*Exercise requirements*.
Extract every entry word for word. Skip the pictures.

── Data rows

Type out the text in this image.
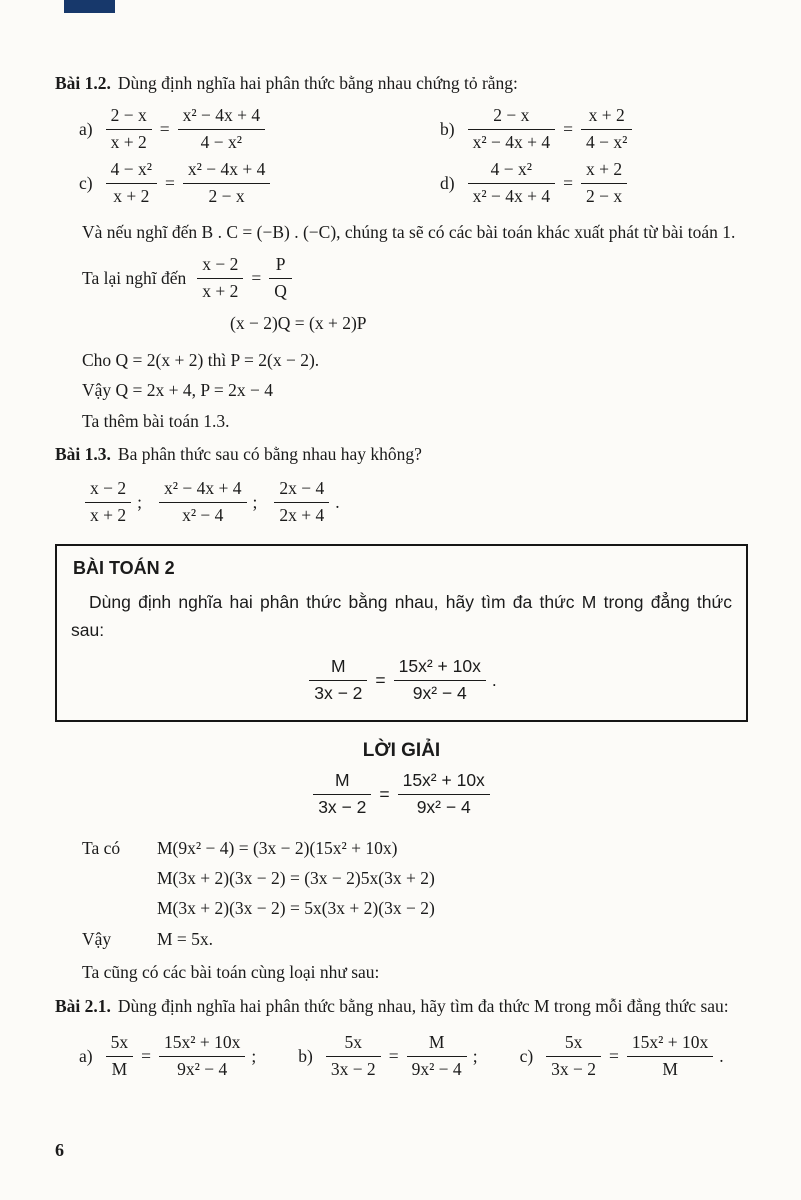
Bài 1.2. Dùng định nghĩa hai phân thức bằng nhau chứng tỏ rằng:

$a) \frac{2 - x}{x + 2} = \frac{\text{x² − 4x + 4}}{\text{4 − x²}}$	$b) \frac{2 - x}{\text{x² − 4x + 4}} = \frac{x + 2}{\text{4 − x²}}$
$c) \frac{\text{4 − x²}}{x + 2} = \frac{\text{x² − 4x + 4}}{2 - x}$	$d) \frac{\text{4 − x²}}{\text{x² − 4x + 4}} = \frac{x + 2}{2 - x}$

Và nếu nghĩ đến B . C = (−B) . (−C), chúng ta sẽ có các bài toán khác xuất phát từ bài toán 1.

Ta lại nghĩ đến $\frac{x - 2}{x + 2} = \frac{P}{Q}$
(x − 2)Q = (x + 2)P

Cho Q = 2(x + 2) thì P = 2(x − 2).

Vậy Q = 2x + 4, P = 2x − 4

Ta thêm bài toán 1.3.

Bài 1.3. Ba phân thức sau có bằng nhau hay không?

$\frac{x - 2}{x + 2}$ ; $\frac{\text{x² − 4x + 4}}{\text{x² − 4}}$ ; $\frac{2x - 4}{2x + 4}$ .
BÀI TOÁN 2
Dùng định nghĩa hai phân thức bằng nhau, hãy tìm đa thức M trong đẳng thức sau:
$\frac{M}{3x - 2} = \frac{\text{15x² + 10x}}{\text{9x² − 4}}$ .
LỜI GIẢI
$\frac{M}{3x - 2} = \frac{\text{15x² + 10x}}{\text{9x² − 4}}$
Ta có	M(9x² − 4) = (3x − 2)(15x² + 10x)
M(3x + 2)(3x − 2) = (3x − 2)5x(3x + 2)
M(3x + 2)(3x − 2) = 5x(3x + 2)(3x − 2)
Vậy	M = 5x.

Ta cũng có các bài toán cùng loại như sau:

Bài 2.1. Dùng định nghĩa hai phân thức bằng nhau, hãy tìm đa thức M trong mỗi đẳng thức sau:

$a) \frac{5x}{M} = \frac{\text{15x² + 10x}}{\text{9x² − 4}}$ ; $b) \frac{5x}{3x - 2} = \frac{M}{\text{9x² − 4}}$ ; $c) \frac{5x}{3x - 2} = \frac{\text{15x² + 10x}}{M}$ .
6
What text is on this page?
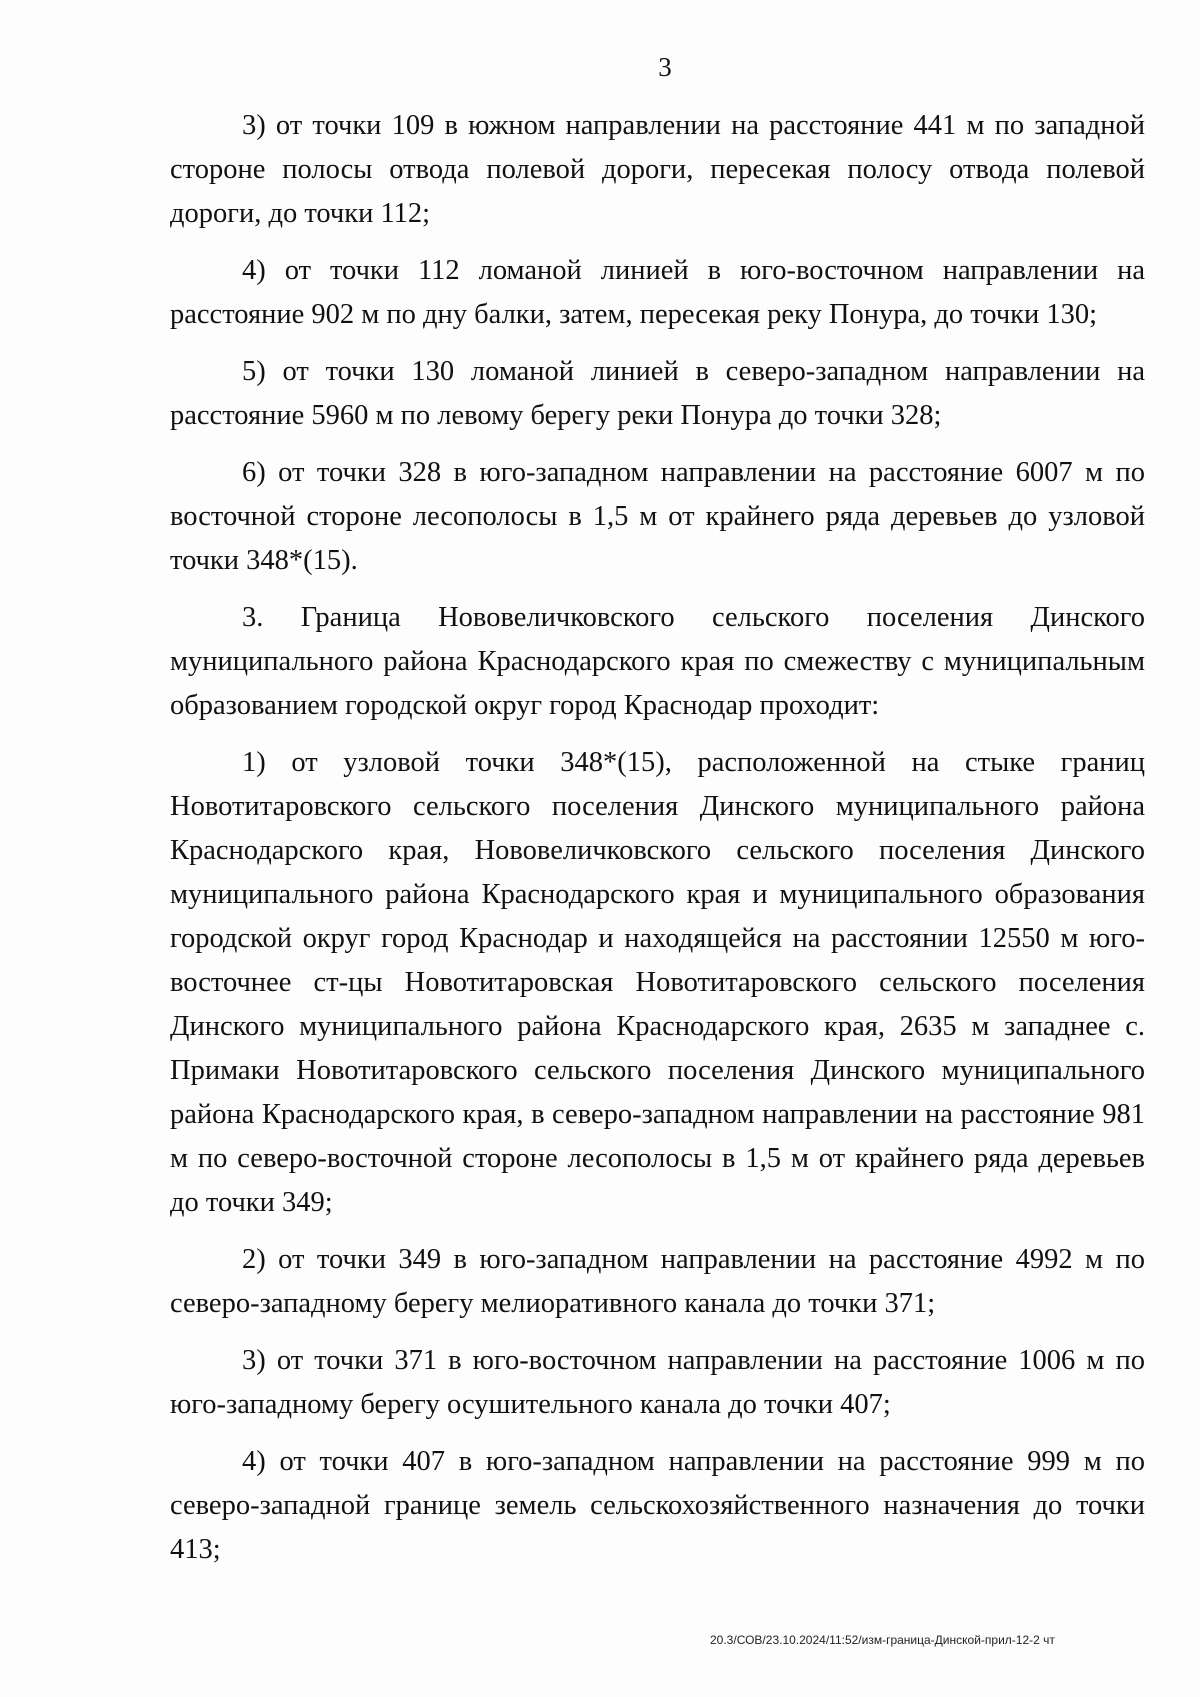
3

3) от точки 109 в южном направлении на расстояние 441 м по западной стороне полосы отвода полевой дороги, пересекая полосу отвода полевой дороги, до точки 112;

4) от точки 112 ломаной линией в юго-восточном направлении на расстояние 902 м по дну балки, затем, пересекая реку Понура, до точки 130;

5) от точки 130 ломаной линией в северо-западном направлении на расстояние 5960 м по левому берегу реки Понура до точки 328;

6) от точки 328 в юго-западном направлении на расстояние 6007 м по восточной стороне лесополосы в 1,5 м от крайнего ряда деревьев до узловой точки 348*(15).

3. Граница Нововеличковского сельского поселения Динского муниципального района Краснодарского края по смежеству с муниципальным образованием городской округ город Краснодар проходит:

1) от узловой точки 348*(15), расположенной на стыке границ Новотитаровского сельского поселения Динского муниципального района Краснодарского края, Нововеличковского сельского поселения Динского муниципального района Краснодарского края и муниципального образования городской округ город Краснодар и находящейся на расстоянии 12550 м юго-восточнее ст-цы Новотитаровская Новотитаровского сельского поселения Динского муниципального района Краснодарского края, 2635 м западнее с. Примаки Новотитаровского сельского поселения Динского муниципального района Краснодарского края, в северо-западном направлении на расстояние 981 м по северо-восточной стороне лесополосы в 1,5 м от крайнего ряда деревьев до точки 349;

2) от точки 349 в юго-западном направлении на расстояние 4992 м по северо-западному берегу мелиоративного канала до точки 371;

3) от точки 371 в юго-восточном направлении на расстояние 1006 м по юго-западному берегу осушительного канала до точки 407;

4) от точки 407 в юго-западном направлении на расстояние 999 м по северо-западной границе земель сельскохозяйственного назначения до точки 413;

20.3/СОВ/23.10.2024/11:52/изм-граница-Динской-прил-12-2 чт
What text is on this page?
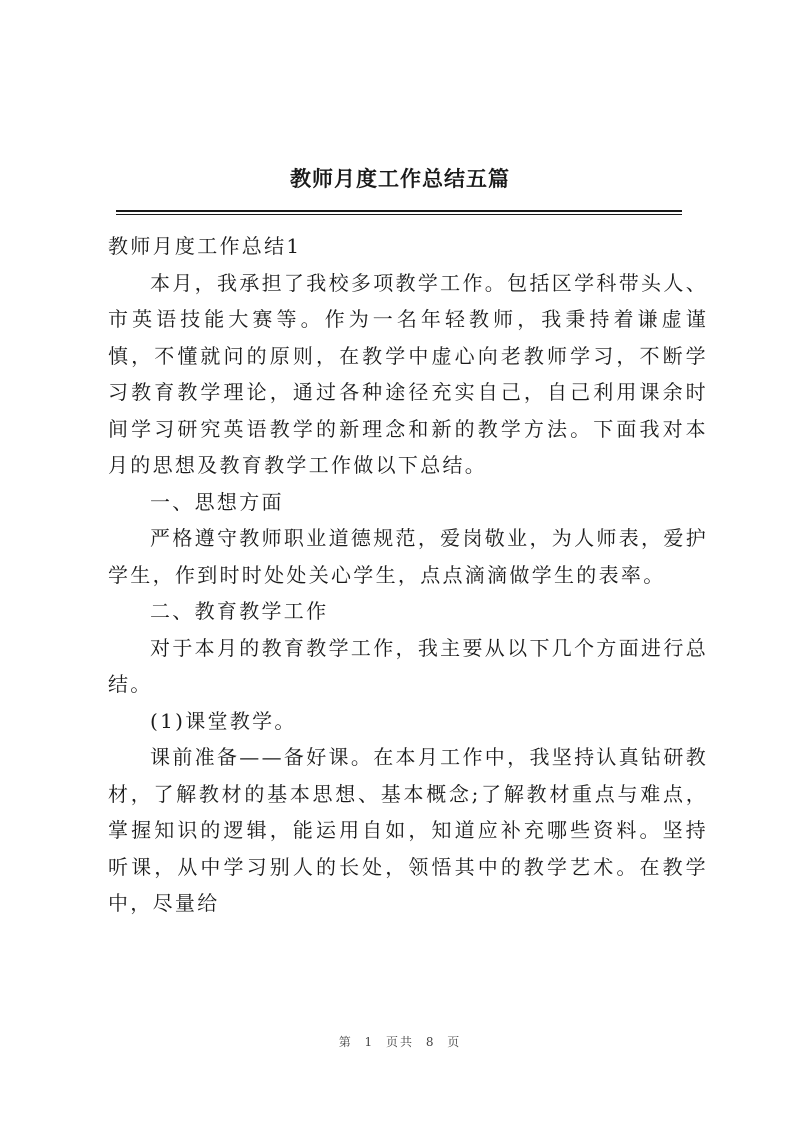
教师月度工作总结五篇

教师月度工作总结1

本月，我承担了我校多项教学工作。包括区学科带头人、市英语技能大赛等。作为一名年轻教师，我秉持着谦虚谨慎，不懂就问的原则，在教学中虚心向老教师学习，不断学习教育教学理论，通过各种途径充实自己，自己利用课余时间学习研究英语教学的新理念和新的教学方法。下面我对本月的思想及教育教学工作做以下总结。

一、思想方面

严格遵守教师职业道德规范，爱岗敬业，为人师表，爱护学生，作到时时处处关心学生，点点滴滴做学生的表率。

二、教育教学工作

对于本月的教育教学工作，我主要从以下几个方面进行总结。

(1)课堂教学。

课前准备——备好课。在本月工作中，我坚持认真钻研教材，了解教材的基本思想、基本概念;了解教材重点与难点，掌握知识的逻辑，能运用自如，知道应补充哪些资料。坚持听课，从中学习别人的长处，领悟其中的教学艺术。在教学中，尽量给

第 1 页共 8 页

────

*Written solution*.
Type out the text in this image.
Bài 1.2. Dùng định nghĩa hai phân thức bằng nhau chứng tỏ rằng:

$a) \frac{2 - x}{x + 2} = \frac{\text{x² − 4x + 4}}{\text{4 − x²}}$	$b) \frac{2 - x}{\text{x² − 4x + 4}} = \frac{x + 2}{\text{4 − x²}}$
$c) \frac{\text{4 − x²}}{x + 2} = \frac{\text{x² − 4x + 4}}{2 - x}$	$d) \frac{\text{4 − x²}}{\text{x² − 4x + 4}} = \frac{x + 2}{2 - x}$

Và nếu nghĩ đến B . C = (−B) . (−C), chúng ta sẽ có các bài toán khác xuất phát từ bài toán 1.

Ta lại nghĩ đến $\frac{x - 2}{x + 2} = \frac{P}{Q}$
(x − 2)Q = (x + 2)P

Cho Q = 2(x + 2) thì P = 2(x − 2).

Vậy Q = 2x + 4, P = 2x − 4

Ta thêm bài toán 1.3.

Bài 1.3. Ba phân thức sau có bằng nhau hay không?

$\frac{x - 2}{x + 2}$ ; $\frac{\text{x² − 4x + 4}}{\text{x² − 4}}$ ; $\frac{2x - 4}{2x + 4}$ .
BÀI TOÁN 2
Dùng định nghĩa hai phân thức bằng nhau, hãy tìm đa thức M trong đẳng thức sau:
$\frac{M}{3x - 2} = \frac{\text{15x² + 10x}}{\text{9x² − 4}}$ .
LỜI GIẢI
$\frac{M}{3x - 2} = \frac{\text{15x² + 10x}}{\text{9x² − 4}}$
Ta có	M(9x² − 4) = (3x − 2)(15x² + 10x)
M(3x + 2)(3x − 2) = (3x − 2)5x(3x + 2)
M(3x + 2)(3x − 2) = 5x(3x + 2)(3x − 2)
Vậy	M = 5x.

Ta cũng có các bài toán cùng loại như sau:

Bài 2.1. Dùng định nghĩa hai phân thức bằng nhau, hãy tìm đa thức M trong mỗi đẳng thức sau:

$a) \frac{5x}{M} = \frac{\text{15x² + 10x}}{\text{9x² − 4}}$ ; $b) \frac{5x}{3x - 2} = \frac{M}{\text{9x² − 4}}$ ; $c) \frac{5x}{3x - 2} = \frac{\text{15x² + 10x}}{M}$ .
6
What text is on this page?
3

3) от точки 109 в южном направлении на расстояние 441 м по западной стороне полосы отвода полевой дороги, пересекая полосу отвода полевой дороги, до точки 112;

4) от точки 112 ломаной линией в юго-восточном направлении на расстояние 902 м по дну балки, затем, пересекая реку Понура, до точки 130;

5) от точки 130 ломаной линией в северо-западном направлении на расстояние 5960 м по левому берегу реки Понура до точки 328;

6) от точки 328 в юго-западном направлении на расстояние 6007 м по восточной стороне лесополосы в 1,5 м от крайнего ряда деревьев до узловой точки 348*(15).

3. Граница Нововеличковского сельского поселения Динского муниципального района Краснодарского края по смежеству с муниципальным образованием городской округ город Краснодар проходит:

1) от узловой точки 348*(15), расположенной на стыке границ Новотитаровского сельского поселения Динского муниципального района Краснодарского края, Нововеличковского сельского поселения Динского муниципального района Краснодарского края и муниципального образования городской округ город Краснодар и находящейся на расстоянии 12550 м юго-восточнее ст-цы Новотитаровская Новотитаровского сельского поселения Динского муниципального района Краснодарского края, 2635 м западнее с. Примаки Новотитаровского сельского поселения Динского муниципального района Краснодарского края, в северо-западном направлении на расстояние 981 м по северо-восточной стороне лесополосы в 1,5 м от крайнего ряда деревьев до точки 349;

2) от точки 349 в юго-западном направлении на расстояние 4992 м по северо-западному берегу мелиоративного канала до точки 371;

3) от точки 371 в юго-восточном направлении на расстояние 1006 м по юго-западному берегу осушительного канала до точки 407;

4) от точки 407 в юго-западном направлении на расстояние 999 м по северо-западной границе земель сельскохозяйственного назначения до точки 413;

20.3/СОВ/23.10.2024/11:52/изм-граница-Динской-прил-12-2 чт
What text is on this page?
教师月度工作总结五篇

教师月度工作总结1

本月，我承担了我校多项教学工作。包括区学科带头人、市英语技能大赛等。作为一名年轻教师，我秉持着谦虚谨慎，不懂就问的原则，在教学中虚心向老教师学习，不断学习教育教学理论，通过各种途径充实自己，自己利用课余时间学习研究英语教学的新理念和新的教学方法。下面我对本月的思想及教育教学工作做以下总结。

一、思想方面

严格遵守教师职业道德规范，爱岗敬业，为人师表，爱护学生，作到时时处处关心学生，点点滴滴做学生的表率。

二、教育教学工作

对于本月的教育教学工作，我主要从以下几个方面进行总结。

(1)课堂教学。

课前准备——备好课。在本月工作中，我坚持认真钻研教材，了解教材的基本思想、基本概念;了解教材重点与难点，掌握知识的逻辑，能运用自如，知道应补充哪些资料。坚持听课，从中学习别人的长处，领悟其中的教学艺术。在教学中，尽量给

第 1 页共 8 页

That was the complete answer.